# [Problem requirements]
Find each line with the string "JSON" and copy it.

========================================

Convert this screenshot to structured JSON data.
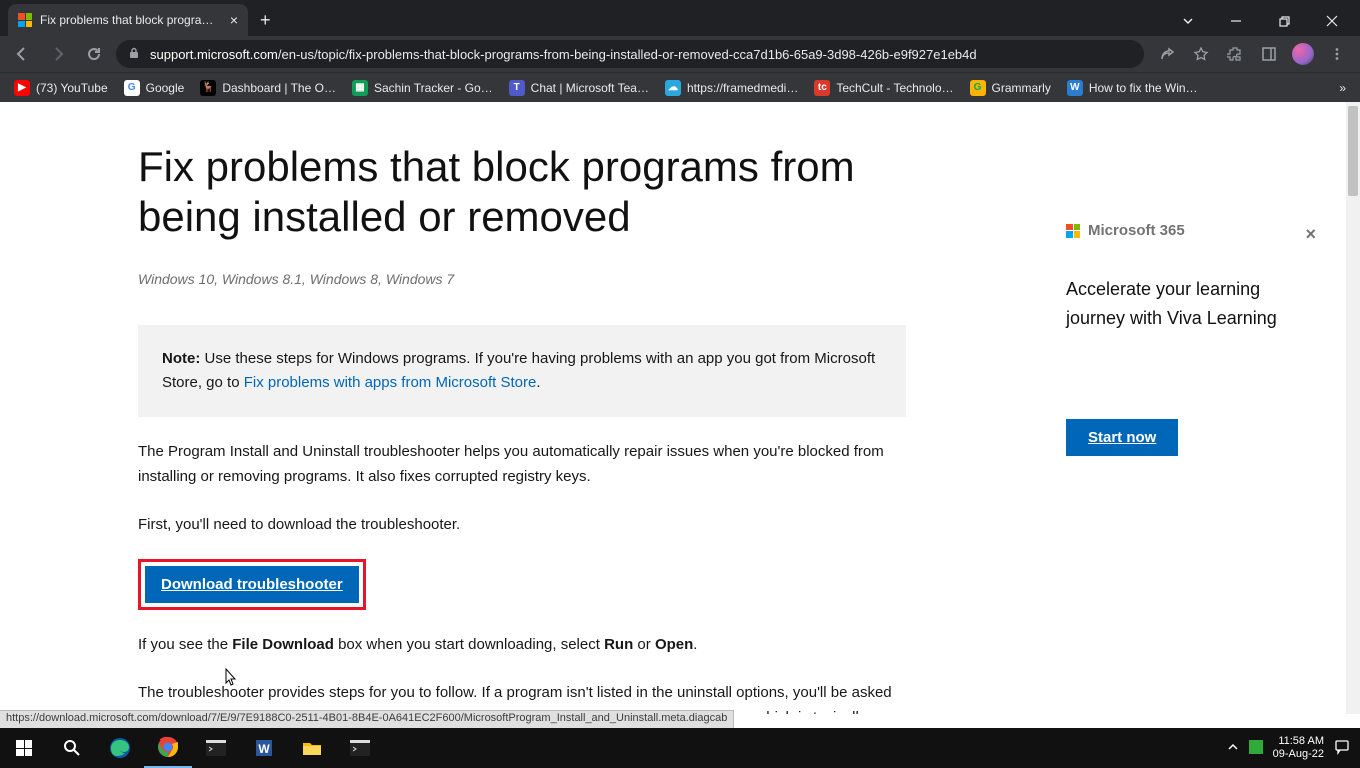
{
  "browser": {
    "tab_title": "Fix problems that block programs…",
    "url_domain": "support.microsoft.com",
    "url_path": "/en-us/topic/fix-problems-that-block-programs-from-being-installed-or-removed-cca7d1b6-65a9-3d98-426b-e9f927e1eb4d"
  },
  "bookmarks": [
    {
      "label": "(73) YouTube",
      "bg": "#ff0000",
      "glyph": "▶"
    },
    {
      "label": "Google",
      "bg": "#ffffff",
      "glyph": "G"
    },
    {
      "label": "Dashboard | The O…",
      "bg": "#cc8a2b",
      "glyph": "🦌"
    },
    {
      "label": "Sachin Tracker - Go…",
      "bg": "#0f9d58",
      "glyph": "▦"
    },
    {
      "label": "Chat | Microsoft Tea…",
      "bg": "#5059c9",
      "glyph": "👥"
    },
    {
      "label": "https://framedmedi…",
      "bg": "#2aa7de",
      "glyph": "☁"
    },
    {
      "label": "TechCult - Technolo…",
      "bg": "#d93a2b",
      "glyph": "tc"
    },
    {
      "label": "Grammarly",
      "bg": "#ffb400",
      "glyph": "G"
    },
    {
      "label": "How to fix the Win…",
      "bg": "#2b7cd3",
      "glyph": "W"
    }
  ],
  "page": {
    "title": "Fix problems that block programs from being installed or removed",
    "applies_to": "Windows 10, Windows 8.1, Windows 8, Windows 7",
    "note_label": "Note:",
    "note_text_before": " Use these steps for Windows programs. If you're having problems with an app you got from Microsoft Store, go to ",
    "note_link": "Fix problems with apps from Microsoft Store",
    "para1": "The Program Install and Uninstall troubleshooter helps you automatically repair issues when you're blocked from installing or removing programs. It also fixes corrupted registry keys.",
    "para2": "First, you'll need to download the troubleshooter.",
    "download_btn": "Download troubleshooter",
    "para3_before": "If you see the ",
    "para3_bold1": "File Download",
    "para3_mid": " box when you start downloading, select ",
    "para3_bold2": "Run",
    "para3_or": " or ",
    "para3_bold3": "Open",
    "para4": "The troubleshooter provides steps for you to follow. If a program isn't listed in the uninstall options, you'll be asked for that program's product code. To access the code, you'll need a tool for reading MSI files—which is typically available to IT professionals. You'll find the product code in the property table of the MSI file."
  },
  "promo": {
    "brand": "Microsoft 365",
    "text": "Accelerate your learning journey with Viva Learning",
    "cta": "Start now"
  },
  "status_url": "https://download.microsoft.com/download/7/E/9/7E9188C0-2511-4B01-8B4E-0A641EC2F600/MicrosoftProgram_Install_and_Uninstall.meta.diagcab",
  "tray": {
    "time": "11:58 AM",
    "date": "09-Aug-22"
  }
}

========================================

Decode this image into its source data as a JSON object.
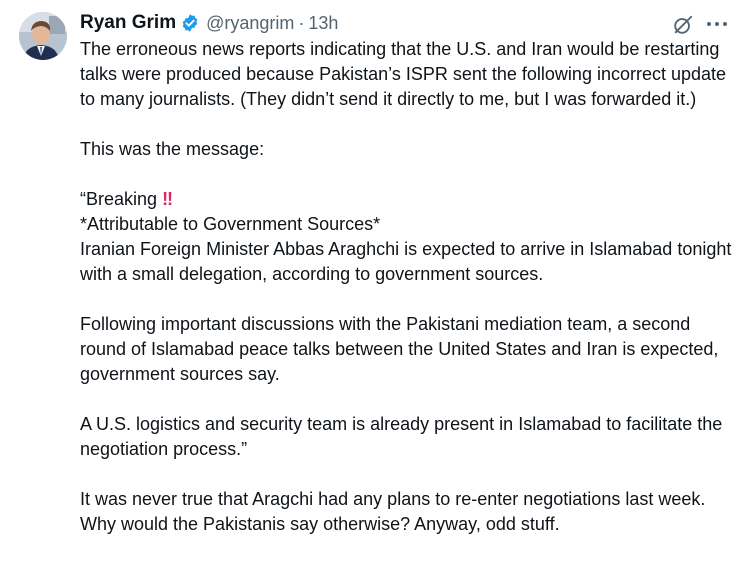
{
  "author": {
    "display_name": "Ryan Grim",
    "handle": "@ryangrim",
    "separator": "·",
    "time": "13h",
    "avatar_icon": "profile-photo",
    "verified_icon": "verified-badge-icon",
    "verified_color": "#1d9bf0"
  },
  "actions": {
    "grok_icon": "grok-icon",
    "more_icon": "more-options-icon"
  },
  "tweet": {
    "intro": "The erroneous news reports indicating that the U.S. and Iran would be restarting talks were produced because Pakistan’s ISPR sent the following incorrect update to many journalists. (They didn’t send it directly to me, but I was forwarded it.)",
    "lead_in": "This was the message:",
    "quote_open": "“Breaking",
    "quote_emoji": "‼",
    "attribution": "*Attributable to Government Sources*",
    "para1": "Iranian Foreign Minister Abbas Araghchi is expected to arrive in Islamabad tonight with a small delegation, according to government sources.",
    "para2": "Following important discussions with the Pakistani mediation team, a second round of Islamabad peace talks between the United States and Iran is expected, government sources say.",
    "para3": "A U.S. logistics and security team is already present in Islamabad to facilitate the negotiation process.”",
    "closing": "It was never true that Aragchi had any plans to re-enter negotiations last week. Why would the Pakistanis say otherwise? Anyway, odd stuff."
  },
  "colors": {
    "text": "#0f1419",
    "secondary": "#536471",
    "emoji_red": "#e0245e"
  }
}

========================================

# [Exercise solution]
Convert this screenshot to structured JSON data.
Decode this image into its source data as a JSON object.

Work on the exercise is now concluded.